— START OF Information given —

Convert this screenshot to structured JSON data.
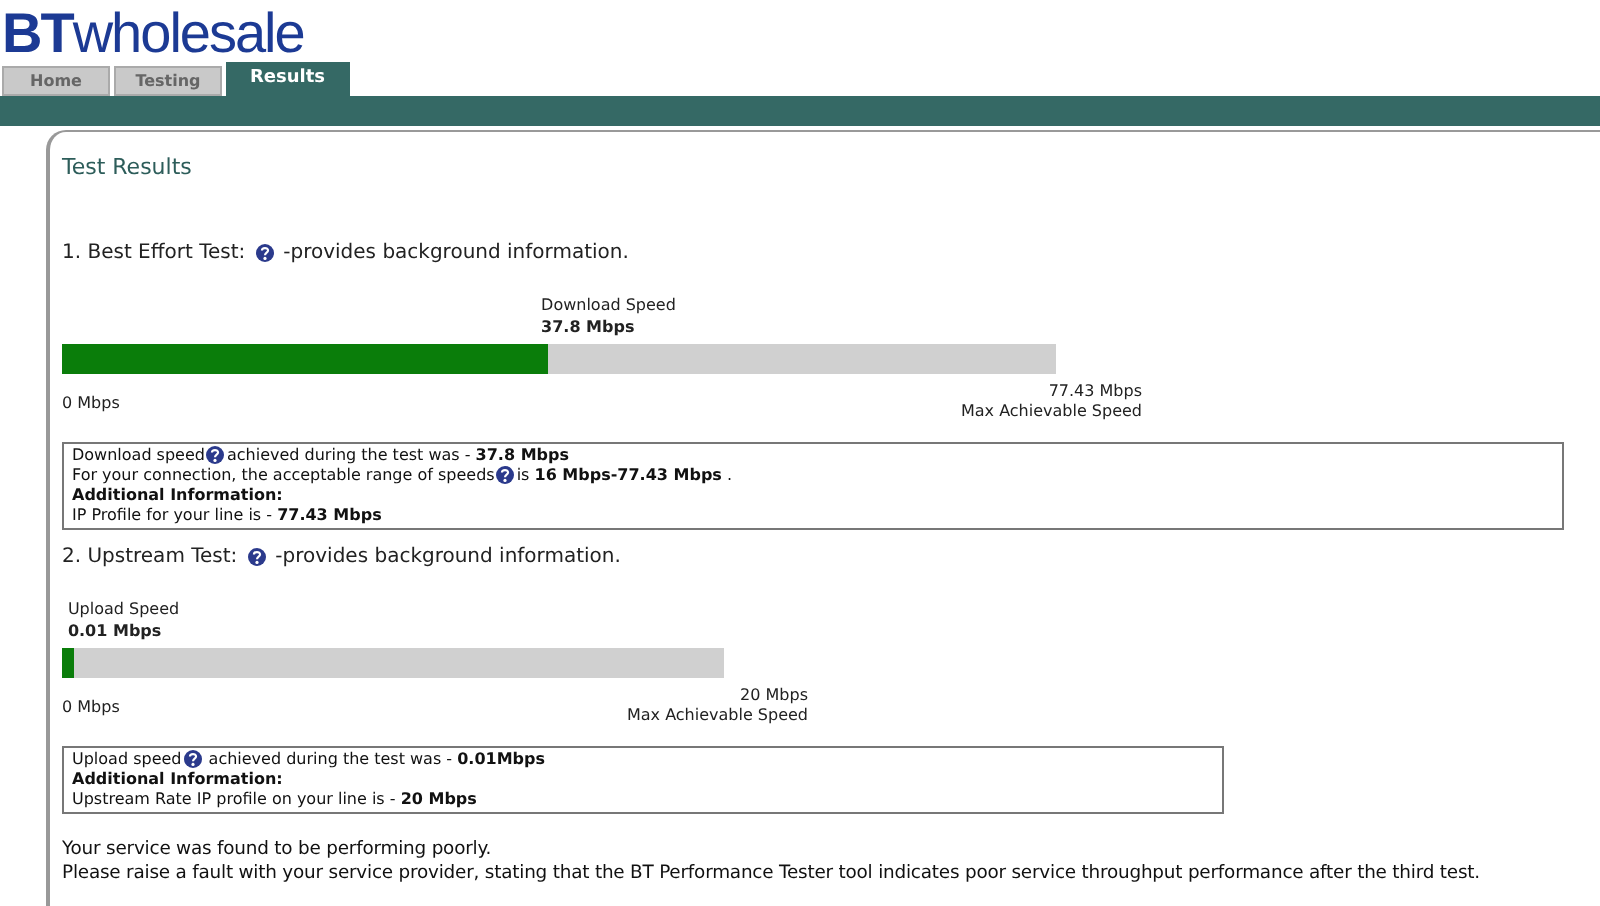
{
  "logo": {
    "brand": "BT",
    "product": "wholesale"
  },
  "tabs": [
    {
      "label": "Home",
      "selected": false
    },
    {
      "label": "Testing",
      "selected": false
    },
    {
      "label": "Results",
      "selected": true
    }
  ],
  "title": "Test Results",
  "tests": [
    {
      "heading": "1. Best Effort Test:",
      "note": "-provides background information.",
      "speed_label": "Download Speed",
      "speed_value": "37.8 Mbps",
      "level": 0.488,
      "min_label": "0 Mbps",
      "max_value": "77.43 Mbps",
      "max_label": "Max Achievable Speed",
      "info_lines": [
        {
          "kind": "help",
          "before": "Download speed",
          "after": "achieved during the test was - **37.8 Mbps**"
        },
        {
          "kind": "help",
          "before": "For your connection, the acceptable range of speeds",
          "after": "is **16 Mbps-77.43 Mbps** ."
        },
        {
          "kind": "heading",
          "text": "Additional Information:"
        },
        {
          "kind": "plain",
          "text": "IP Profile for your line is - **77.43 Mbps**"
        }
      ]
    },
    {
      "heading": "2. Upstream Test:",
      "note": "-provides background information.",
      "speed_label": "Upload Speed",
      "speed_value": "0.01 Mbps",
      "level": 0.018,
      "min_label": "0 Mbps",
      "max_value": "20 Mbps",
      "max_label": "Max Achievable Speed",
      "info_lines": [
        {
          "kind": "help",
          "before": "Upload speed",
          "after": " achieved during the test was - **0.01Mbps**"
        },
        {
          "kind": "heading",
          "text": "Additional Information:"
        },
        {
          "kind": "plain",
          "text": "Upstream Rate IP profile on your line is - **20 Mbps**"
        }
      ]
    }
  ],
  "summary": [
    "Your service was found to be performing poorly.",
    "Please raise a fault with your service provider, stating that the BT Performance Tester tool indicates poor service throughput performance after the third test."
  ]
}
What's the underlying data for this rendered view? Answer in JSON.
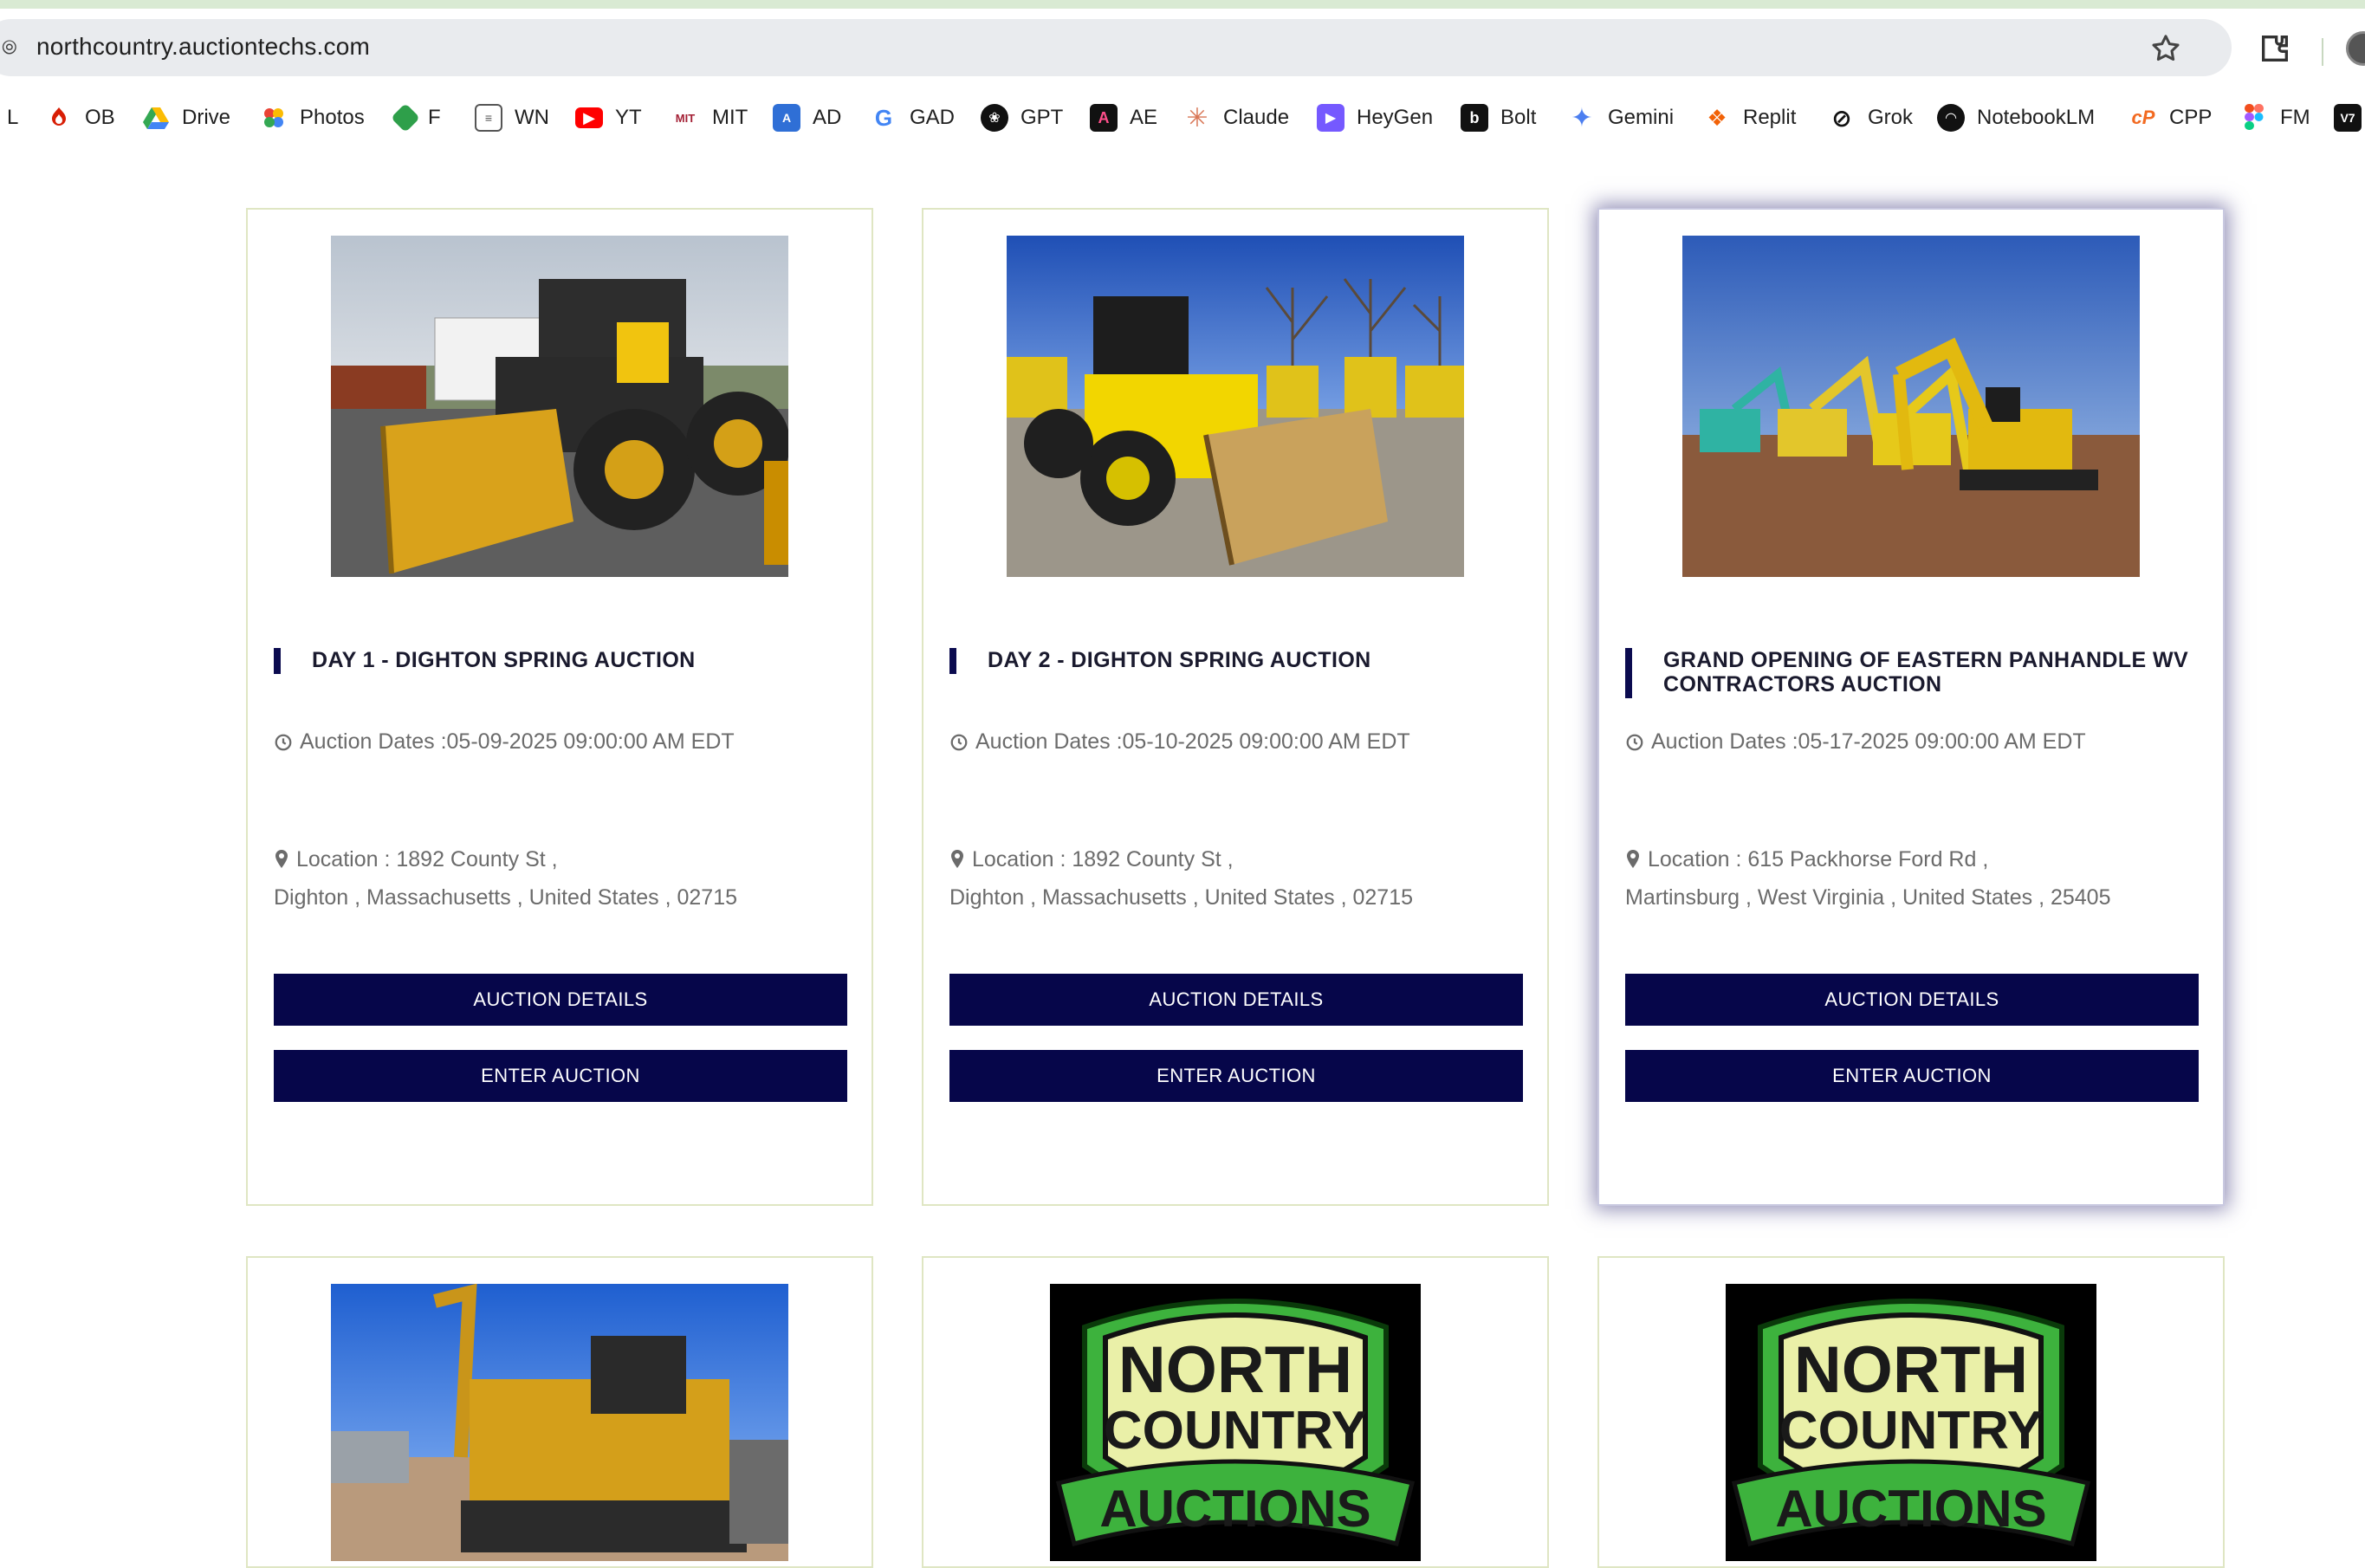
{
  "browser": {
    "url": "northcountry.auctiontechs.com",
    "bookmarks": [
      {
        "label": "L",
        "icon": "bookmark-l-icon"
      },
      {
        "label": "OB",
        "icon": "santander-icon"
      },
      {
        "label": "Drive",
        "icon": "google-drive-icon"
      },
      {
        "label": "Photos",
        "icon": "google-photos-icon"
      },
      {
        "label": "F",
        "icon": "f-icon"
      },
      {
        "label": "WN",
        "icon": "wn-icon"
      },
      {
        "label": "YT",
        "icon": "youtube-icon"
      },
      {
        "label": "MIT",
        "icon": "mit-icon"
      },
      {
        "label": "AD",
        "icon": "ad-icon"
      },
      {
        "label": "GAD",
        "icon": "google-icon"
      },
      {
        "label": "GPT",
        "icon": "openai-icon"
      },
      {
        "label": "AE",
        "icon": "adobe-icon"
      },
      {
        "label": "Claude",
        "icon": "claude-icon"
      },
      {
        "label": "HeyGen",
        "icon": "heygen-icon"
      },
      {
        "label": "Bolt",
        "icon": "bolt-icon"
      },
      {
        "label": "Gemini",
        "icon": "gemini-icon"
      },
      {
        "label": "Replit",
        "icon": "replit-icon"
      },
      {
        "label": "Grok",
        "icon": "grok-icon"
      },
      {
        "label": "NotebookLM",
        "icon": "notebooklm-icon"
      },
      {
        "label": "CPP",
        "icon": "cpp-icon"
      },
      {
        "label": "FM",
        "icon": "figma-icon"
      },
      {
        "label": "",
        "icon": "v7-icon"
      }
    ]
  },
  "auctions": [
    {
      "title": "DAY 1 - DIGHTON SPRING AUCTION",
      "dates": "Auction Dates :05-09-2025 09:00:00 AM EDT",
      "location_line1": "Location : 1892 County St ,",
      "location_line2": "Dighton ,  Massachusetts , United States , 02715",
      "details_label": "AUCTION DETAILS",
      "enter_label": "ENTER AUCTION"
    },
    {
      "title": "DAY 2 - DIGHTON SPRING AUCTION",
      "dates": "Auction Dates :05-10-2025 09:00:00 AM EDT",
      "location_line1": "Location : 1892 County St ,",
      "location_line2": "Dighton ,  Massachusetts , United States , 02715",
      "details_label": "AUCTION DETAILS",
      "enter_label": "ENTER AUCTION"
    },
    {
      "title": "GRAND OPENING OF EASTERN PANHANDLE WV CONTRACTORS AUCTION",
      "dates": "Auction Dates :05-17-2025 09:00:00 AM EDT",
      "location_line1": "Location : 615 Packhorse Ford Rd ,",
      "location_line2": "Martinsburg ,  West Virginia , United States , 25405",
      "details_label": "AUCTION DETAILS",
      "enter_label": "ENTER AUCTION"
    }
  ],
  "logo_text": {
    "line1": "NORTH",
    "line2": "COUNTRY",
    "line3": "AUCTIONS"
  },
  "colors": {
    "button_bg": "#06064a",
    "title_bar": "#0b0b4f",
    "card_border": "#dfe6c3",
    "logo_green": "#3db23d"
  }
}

— END OF Information given —

• Aim: Can you repeat every record above exactly, apart from the pictures?

• Result of this exercise:
Convert this screenshot to structured JSON data.
{
  "logo": {
    "brand": "BT",
    "product": "wholesale"
  },
  "tabs": [
    {
      "label": "Home",
      "selected": false
    },
    {
      "label": "Testing",
      "selected": false
    },
    {
      "label": "Results",
      "selected": true
    }
  ],
  "title": "Test Results",
  "tests": [
    {
      "heading": "1. Best Effort Test:",
      "note": "-provides background information.",
      "speed_label": "Download Speed",
      "speed_value": "37.8 Mbps",
      "level": 0.488,
      "min_label": "0 Mbps",
      "max_value": "77.43 Mbps",
      "max_label": "Max Achievable Speed",
      "info_lines": [
        {
          "kind": "help",
          "before": "Download speed",
          "after": "achieved during the test was - **37.8 Mbps**"
        },
        {
          "kind": "help",
          "before": "For your connection, the acceptable range of speeds",
          "after": "is **16 Mbps-77.43 Mbps** ."
        },
        {
          "kind": "heading",
          "text": "Additional Information:"
        },
        {
          "kind": "plain",
          "text": "IP Profile for your line is - **77.43 Mbps**"
        }
      ]
    },
    {
      "heading": "2. Upstream Test:",
      "note": "-provides background information.",
      "speed_label": "Upload Speed",
      "speed_value": "0.01 Mbps",
      "level": 0.018,
      "min_label": "0 Mbps",
      "max_value": "20 Mbps",
      "max_label": "Max Achievable Speed",
      "info_lines": [
        {
          "kind": "help",
          "before": "Upload speed",
          "after": " achieved during the test was - **0.01Mbps**"
        },
        {
          "kind": "heading",
          "text": "Additional Information:"
        },
        {
          "kind": "plain",
          "text": "Upstream Rate IP profile on your line is - **20 Mbps**"
        }
      ]
    }
  ],
  "summary": [
    "Your service was found to be performing poorly.",
    "Please raise a fault with your service provider, stating that the BT Performance Tester tool indicates poor service throughput performance after the third test."
  ]
}
What's the underlying data for this rendered view? Answer in JSON.
{
  "browser": {
    "url": "northcountry.auctiontechs.com",
    "bookmarks": [
      {
        "label": "L",
        "icon": "bookmark-l-icon"
      },
      {
        "label": "OB",
        "icon": "santander-icon"
      },
      {
        "label": "Drive",
        "icon": "google-drive-icon"
      },
      {
        "label": "Photos",
        "icon": "google-photos-icon"
      },
      {
        "label": "F",
        "icon": "f-icon"
      },
      {
        "label": "WN",
        "icon": "wn-icon"
      },
      {
        "label": "YT",
        "icon": "youtube-icon"
      },
      {
        "label": "MIT",
        "icon": "mit-icon"
      },
      {
        "label": "AD",
        "icon": "ad-icon"
      },
      {
        "label": "GAD",
        "icon": "google-icon"
      },
      {
        "label": "GPT",
        "icon": "openai-icon"
      },
      {
        "label": "AE",
        "icon": "adobe-icon"
      },
      {
        "label": "Claude",
        "icon": "claude-icon"
      },
      {
        "label": "HeyGen",
        "icon": "heygen-icon"
      },
      {
        "label": "Bolt",
        "icon": "bolt-icon"
      },
      {
        "label": "Gemini",
        "icon": "gemini-icon"
      },
      {
        "label": "Replit",
        "icon": "replit-icon"
      },
      {
        "label": "Grok",
        "icon": "grok-icon"
      },
      {
        "label": "NotebookLM",
        "icon": "notebooklm-icon"
      },
      {
        "label": "CPP",
        "icon": "cpp-icon"
      },
      {
        "label": "FM",
        "icon": "figma-icon"
      },
      {
        "label": "",
        "icon": "v7-icon"
      }
    ]
  },
  "auctions": [
    {
      "title": "DAY 1 - DIGHTON SPRING AUCTION",
      "dates": "Auction Dates :05-09-2025 09:00:00 AM EDT",
      "location_line1": "Location : 1892 County St ,",
      "location_line2": "Dighton ,  Massachusetts , United States , 02715",
      "details_label": "AUCTION DETAILS",
      "enter_label": "ENTER AUCTION"
    },
    {
      "title": "DAY 2 - DIGHTON SPRING AUCTION",
      "dates": "Auction Dates :05-10-2025 09:00:00 AM EDT",
      "location_line1": "Location : 1892 County St ,",
      "location_line2": "Dighton ,  Massachusetts , United States , 02715",
      "details_label": "AUCTION DETAILS",
      "enter_label": "ENTER AUCTION"
    },
    {
      "title": "GRAND OPENING OF EASTERN PANHANDLE WV CONTRACTORS AUCTION",
      "dates": "Auction Dates :05-17-2025 09:00:00 AM EDT",
      "location_line1": "Location : 615 Packhorse Ford Rd ,",
      "location_line2": "Martinsburg ,  West Virginia , United States , 25405",
      "details_label": "AUCTION DETAILS",
      "enter_label": "ENTER AUCTION"
    }
  ],
  "logo_text": {
    "line1": "NORTH",
    "line2": "COUNTRY",
    "line3": "AUCTIONS"
  },
  "colors": {
    "button_bg": "#06064a",
    "title_bar": "#0b0b4f",
    "card_border": "#dfe6c3",
    "logo_green": "#3db23d"
  }
}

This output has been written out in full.